**Work to do**
Return all entries precisely as they stand, without the images.

**Data for the task**

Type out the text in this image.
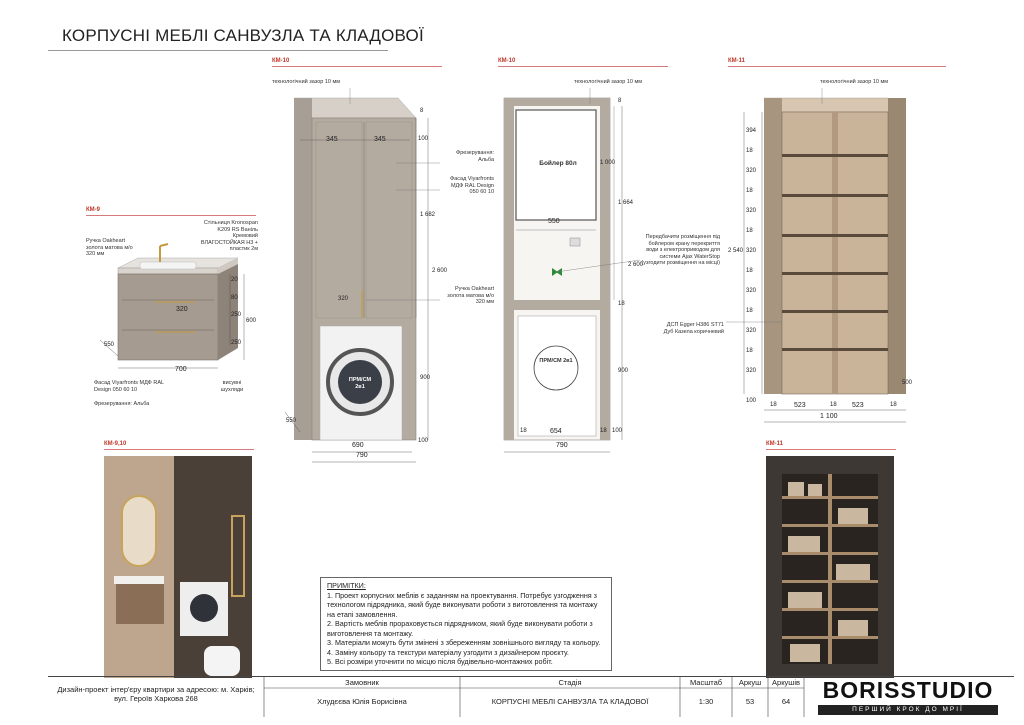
КОРПУСНІ МЕБЛІ САНВУЗЛА ТА КЛАДОВОЇ
КМ-10	КМ-10	КМ-11
КМ-9
КМ-9,10	КМ-11
технологічний зазор 10 мм	технологічний зазор 10 мм	технологічний зазор 10 мм
Стільниця Kronospan K209 RS Ваніль Кремовий ВЛАГОСТОЙКАЯ Н3 + пластик 2м
Ручка Oakheart золота матова м/о 320 мм
Фасад Viyarfronts МДФ RAL Design 050 60 10
висувні шухляди
Фрезерування: Альба
320
20
80
250
250
600
700
550
Фрезерування: Альба
Фасад Viyarfronts МДФ RAL Design 050 60 10
Ручка Oakheart золота матова м/о 320 мм
345	345
8
100
1 682
2 600
320
900
100
690
790
550
ПРМ/СМ 2в1
Бойлер 80л	1 000
550
8
1 664
2 600
18
900
ПРМ/СМ 2в1
Передбачити розміщення під бойлером крану перекриття води з електроприводом для системи Ajax WaterStop (узгодити розміщення на місці)
18	654	18 100
790
ДСП Egger H386 ST71 Дуб Казела коричневий
394
18
320
18
320
18
320
18
320
18
320
18
320
2 540
100
500
18 523	18 523	18
1 100
ПРИМІТКИ:
1. Проект корпусних меблів є заданням на проектування. Потребує узгодження з технологом підрядника, який буде виконувати роботи з виготовлення та монтажу на етапі замовлення.
2. Вартість меблів прораховується підрядником, який буде виконувати роботи з виготовлення та монтажу.
3. Матеріали можуть бути змінені з збереженням зовнішнього вигляду та кольору.
4. Заміну кольору та текстури матеріалу узгодити з дизайнером проєкту.
5. Всі розміри уточнити по місцю після будівельно-монтажних робіт.
Дизайн-проект інтер'єру квартири за адресою: м. Харків; вул. Героїв Харкова 268
Замовник
Хлудєєва Юлія Борисівна
Стадія
КОРПУСНІ МЕБЛІ САНВУЗЛА ТА КЛАДОВОЇ
Масштаб
1:30
Аркуш
53
Аркушів
64	BORISSTUDIO
ПЕРШИЙ КРОК ДО МРІЇ
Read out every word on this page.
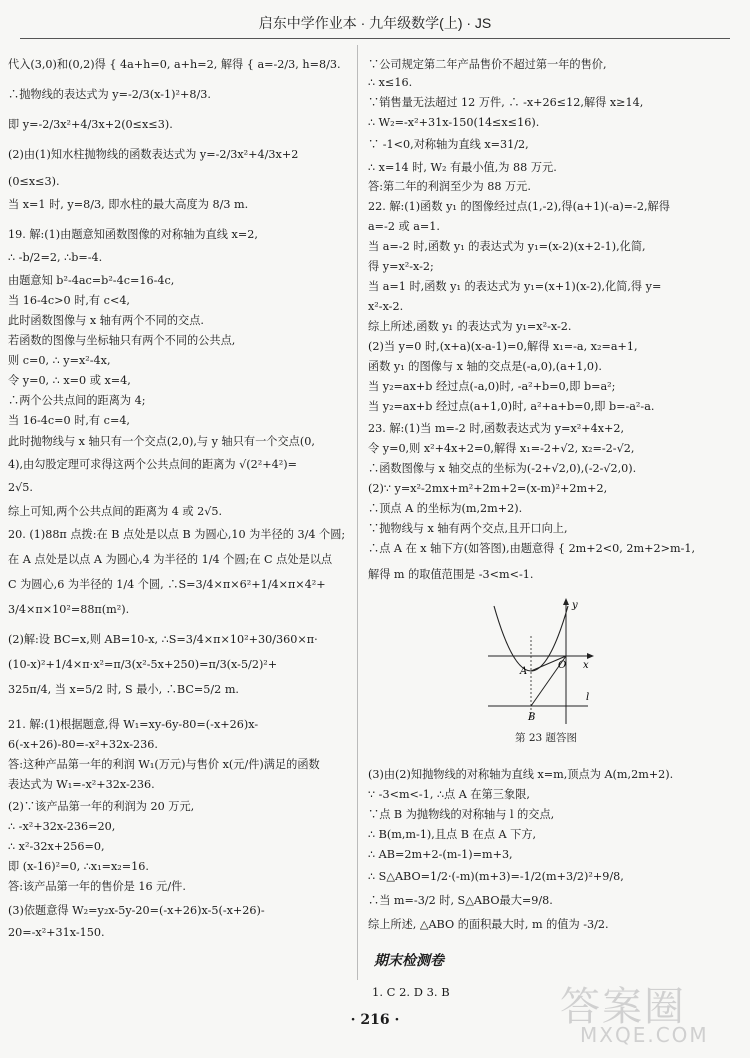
启东中学作业本 · 九年级数学(上) · JS
代入(3,0)和(0,2)得 { 4a+h=0, a+h=2, 解得 { a=-2/3, h=8/3.
∴抛物线的表达式为 y=-2/3(x-1)²+8/3.
即 y=-2/3x²+4/3x+2(0≤x≤3).
(2)由(1)知水柱抛物线的函数表达式为 y=-2/3x²+4/3x+2
(0≤x≤3).
当 x=1 时, y=8/3, 即水柱的最大高度为 8/3 m.
19. 解:(1)由题意知函数图像的对称轴为直线 x=2,
∴ -b/2=2, ∴b=-4.
由题意知 b²-4ac=b²-4c=16-4c,
当 16-4c>0 时,有 c<4,
此时函数图像与 x 轴有两个不同的交点.
若函数的图像与坐标轴只有两个不同的公共点,
则 c=0, ∴ y=x²-4x,
令 y=0, ∴ x=0 或 x=4,
∴两个公共点间的距离为 4;
当 16-4c=0 时,有 c=4,
此时抛物线与 x 轴只有一个交点(2,0),与 y 轴只有一个交点(0,
4),由勾股定理可求得这两个公共点间的距离为 √(2²+4²)=
2√5.
综上可知,两个公共点间的距离为 4 或 2√5.
20. (1)88π 点拨:在 B 点处是以点 B 为圆心,10 为半径的 3/4 个圆;
在 A 点处是以点 A 为圆心,4 为半径的 1/4 个圆;在 C 点处是以点
C 为圆心,6 为半径的 1/4 个圆, ∴S=3/4×π×6²+1/4×π×4²+
3/4×π×10²=88π(m²).
(2)解:设 BC=x,则 AB=10-x, ∴S=3/4×π×10²+30/360×π·
(10-x)²+1/4×π·x²=π/3(x²-5x+250)=π/3(x-5/2)²+
325π/4, 当 x=5/2 时, S 最小, ∴BC=5/2 m.
21. 解:(1)根据题意,得 W₁=xy-6y-80=(-x+26)x-
6(-x+26)-80=-x²+32x-236.
答:这种产品第一年的利润 W₁(万元)与售价 x(元/件)满足的函数
表达式为 W₁=-x²+32x-236.
(2)∵该产品第一年的利润为 20 万元,
∴ -x²+32x-236=20,
∴ x²-32x+256=0,
即 (x-16)²=0, ∴x₁=x₂=16.
答:该产品第一年的售价是 16 元/件.
(3)依题意得 W₂=y₂x-5y-20=(-x+26)x-5(-x+26)-
20=-x²+31x-150.
∵公司规定第二年产品售价不超过第一年的售价,
∴ x≤16.
∵销售量无法超过 12 万件, ∴ -x+26≤12,解得 x≥14,
∴ W₂=-x²+31x-150(14≤x≤16).
∵ -1<0,对称轴为直线 x=31/2,
∴ x=14 时, W₂ 有最小值,为 88 万元.
答:第二年的利润至少为 88 万元.
22. 解:(1)函数 y₁ 的图像经过点(1,-2),得(a+1)(-a)=-2,解得
a=-2 或 a=1.
当 a=-2 时,函数 y₁ 的表达式为 y₁=(x-2)(x+2-1),化简,
得 y=x²-x-2;
当 a=1 时,函数 y₁ 的表达式为 y₁=(x+1)(x-2),化简,得 y=
x²-x-2.
综上所述,函数 y₁ 的表达式为 y₁=x²-x-2.
(2)当 y=0 时,(x+a)(x-a-1)=0,解得 x₁=-a, x₂=a+1,
函数 y₁ 的图像与 x 轴的交点是(-a,0),(a+1,0).
当 y₂=ax+b 经过点(-a,0)时, -a²+b=0,即 b=a²;
当 y₂=ax+b 经过点(a+1,0)时, a²+a+b=0,即 b=-a²-a.
23. 解:(1)当 m=-2 时,函数表达式为 y=x²+4x+2,
令 y=0,则 x²+4x+2=0,解得 x₁=-2+√2, x₂=-2-√2,
∴函数图像与 x 轴交点的坐标为(-2+√2,0),(-2-√2,0).
(2)∵ y=x²-2mx+m²+2m+2=(x-m)²+2m+2,
∴顶点 A 的坐标为(m,2m+2).
∵抛物线与 x 轴有两个交点,且开口向上,
∴点 A 在 x 轴下方(如答图),由题意得 { 2m+2<0, 2m+2>m-1,
解得 m 的取值范围是 -3<m<-1.
(3)由(2)知抛物线的对称轴为直线 x=m,顶点为 A(m,2m+2).
∵ -3<m<-1, ∴点 A 在第三象限,
∵点 B 为抛物线的对称轴与 l 的交点,
∴ B(m,m-1),且点 B 在点 A 下方,
∴ AB=2m+2-(m-1)=m+3,
∴ S△ABO=1/2·(-m)(m+3)=-1/2(m+3/2)²+9/8,
∴当 m=-3/2 时, S△ABO最大=9/8.
综上所述, △ABO 的面积最大时, m 的值为 -3/2.
y
x
O
A
B
l
第 23 题答图
期末检测卷
1. C 2. D 3. B
· 216 ·	答案圈
MXQE.COM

**Solution**
Type out the text in this image.
КОРПУСНІ МЕБЛІ САНВУЗЛА ТА КЛАДОВОЇ
КМ-10	КМ-10	КМ-11
КМ-9
КМ-9,10	КМ-11
технологічний зазор 10 мм	технологічний зазор 10 мм	технологічний зазор 10 мм
Стільниця Kronospan K209 RS Ваніль Кремовий ВЛАГОСТОЙКАЯ Н3 + пластик 2м
Ручка Oakheart золота матова м/о 320 мм
Фасад Viyarfronts МДФ RAL Design 050 60 10
висувні шухляди
Фрезерування: Альба
320
20
80
250
250
600
700
550
Фрезерування: Альба
Фасад Viyarfronts МДФ RAL Design 050 60 10
Ручка Oakheart золота матова м/о 320 мм
345	345
8
100
1 682
2 600
320
900
100
690
790
550
ПРМ/СМ 2в1
Бойлер 80л	1 000
550
8
1 664
2 600
18
900
ПРМ/СМ 2в1
Передбачити розміщення під бойлером крану перекриття води з електроприводом для системи Ajax WaterStop (узгодити розміщення на місці)
18	654	18 100
790
ДСП Egger H386 ST71 Дуб Казела коричневий
394
18
320
18
320
18
320
18
320
18
320
18
320
2 540
100
500
18 523	18 523	18
1 100
ПРИМІТКИ:
1. Проект корпусних меблів є заданням на проектування. Потребує узгодження з технологом підрядника, який буде виконувати роботи з виготовлення та монтажу на етапі замовлення.
2. Вартість меблів прораховується підрядником, який буде виконувати роботи з виготовлення та монтажу.
3. Матеріали можуть бути змінені з збереженням зовнішнього вигляду та кольору.
4. Заміну кольору та текстури матеріалу узгодити з дизайнером проєкту.
5. Всі розміри уточнити по місцю після будівельно-монтажних робіт.
Дизайн-проект інтер'єру квартири за адресою: м. Харків; вул. Героїв Харкова 268
Замовник
Хлудєєва Юлія Борисівна
Стадія
КОРПУСНІ МЕБЛІ САНВУЗЛА ТА КЛАДОВОЇ
Масштаб
1:30
Аркуш
53
Аркушів
64	BORISSTUDIO
ПЕРШИЙ КРОК ДО МРІЇ
Read out every word on this page.
启东中学作业本 · 九年级数学(上) · JS
代入(3,0)和(0,2)得 { 4a+h=0, a+h=2, 解得 { a=-2/3, h=8/3.
∴抛物线的表达式为 y=-2/3(x-1)²+8/3.
即 y=-2/3x²+4/3x+2(0≤x≤3).
(2)由(1)知水柱抛物线的函数表达式为 y=-2/3x²+4/3x+2
(0≤x≤3).
当 x=1 时, y=8/3, 即水柱的最大高度为 8/3 m.
19. 解:(1)由题意知函数图像的对称轴为直线 x=2,
∴ -b/2=2, ∴b=-4.
由题意知 b²-4ac=b²-4c=16-4c,
当 16-4c>0 时,有 c<4,
此时函数图像与 x 轴有两个不同的交点.
若函数的图像与坐标轴只有两个不同的公共点,
则 c=0, ∴ y=x²-4x,
令 y=0, ∴ x=0 或 x=4,
∴两个公共点间的距离为 4;
当 16-4c=0 时,有 c=4,
此时抛物线与 x 轴只有一个交点(2,0),与 y 轴只有一个交点(0,
4),由勾股定理可求得这两个公共点间的距离为 √(2²+4²)=
2√5.
综上可知,两个公共点间的距离为 4 或 2√5.
20. (1)88π 点拨:在 B 点处是以点 B 为圆心,10 为半径的 3/4 个圆;
在 A 点处是以点 A 为圆心,4 为半径的 1/4 个圆;在 C 点处是以点
C 为圆心,6 为半径的 1/4 个圆, ∴S=3/4×π×6²+1/4×π×4²+
3/4×π×10²=88π(m²).
(2)解:设 BC=x,则 AB=10-x, ∴S=3/4×π×10²+30/360×π·
(10-x)²+1/4×π·x²=π/3(x²-5x+250)=π/3(x-5/2)²+
325π/4, 当 x=5/2 时, S 最小, ∴BC=5/2 m.
21. 解:(1)根据题意,得 W₁=xy-6y-80=(-x+26)x-
6(-x+26)-80=-x²+32x-236.
答:这种产品第一年的利润 W₁(万元)与售价 x(元/件)满足的函数
表达式为 W₁=-x²+32x-236.
(2)∵该产品第一年的利润为 20 万元,
∴ -x²+32x-236=20,
∴ x²-32x+256=0,
即 (x-16)²=0, ∴x₁=x₂=16.
答:该产品第一年的售价是 16 元/件.
(3)依题意得 W₂=y₂x-5y-20=(-x+26)x-5(-x+26)-
20=-x²+31x-150.
∵公司规定第二年产品售价不超过第一年的售价,
∴ x≤16.
∵销售量无法超过 12 万件, ∴ -x+26≤12,解得 x≥14,
∴ W₂=-x²+31x-150(14≤x≤16).
∵ -1<0,对称轴为直线 x=31/2,
∴ x=14 时, W₂ 有最小值,为 88 万元.
答:第二年的利润至少为 88 万元.
22. 解:(1)函数 y₁ 的图像经过点(1,-2),得(a+1)(-a)=-2,解得
a=-2 或 a=1.
当 a=-2 时,函数 y₁ 的表达式为 y₁=(x-2)(x+2-1),化简,
得 y=x²-x-2;
当 a=1 时,函数 y₁ 的表达式为 y₁=(x+1)(x-2),化简,得 y=
x²-x-2.
综上所述,函数 y₁ 的表达式为 y₁=x²-x-2.
(2)当 y=0 时,(x+a)(x-a-1)=0,解得 x₁=-a, x₂=a+1,
函数 y₁ 的图像与 x 轴的交点是(-a,0),(a+1,0).
当 y₂=ax+b 经过点(-a,0)时, -a²+b=0,即 b=a²;
当 y₂=ax+b 经过点(a+1,0)时, a²+a+b=0,即 b=-a²-a.
23. 解:(1)当 m=-2 时,函数表达式为 y=x²+4x+2,
令 y=0,则 x²+4x+2=0,解得 x₁=-2+√2, x₂=-2-√2,
∴函数图像与 x 轴交点的坐标为(-2+√2,0),(-2-√2,0).
(2)∵ y=x²-2mx+m²+2m+2=(x-m)²+2m+2,
∴顶点 A 的坐标为(m,2m+2).
∵抛物线与 x 轴有两个交点,且开口向上,
∴点 A 在 x 轴下方(如答图),由题意得 { 2m+2<0, 2m+2>m-1,
解得 m 的取值范围是 -3<m<-1.
(3)由(2)知抛物线的对称轴为直线 x=m,顶点为 A(m,2m+2).
∵ -3<m<-1, ∴点 A 在第三象限,
∵点 B 为抛物线的对称轴与 l 的交点,
∴ B(m,m-1),且点 B 在点 A 下方,
∴ AB=2m+2-(m-1)=m+3,
∴ S△ABO=1/2·(-m)(m+3)=-1/2(m+3/2)²+9/8,
∴当 m=-3/2 时, S△ABO最大=9/8.
综上所述, △ABO 的面积最大时, m 的值为 -3/2.
y
x
O
A
B
l
第 23 题答图
期末检测卷
1. C 2. D 3. B
· 216 ·	答案圈
MXQE.COM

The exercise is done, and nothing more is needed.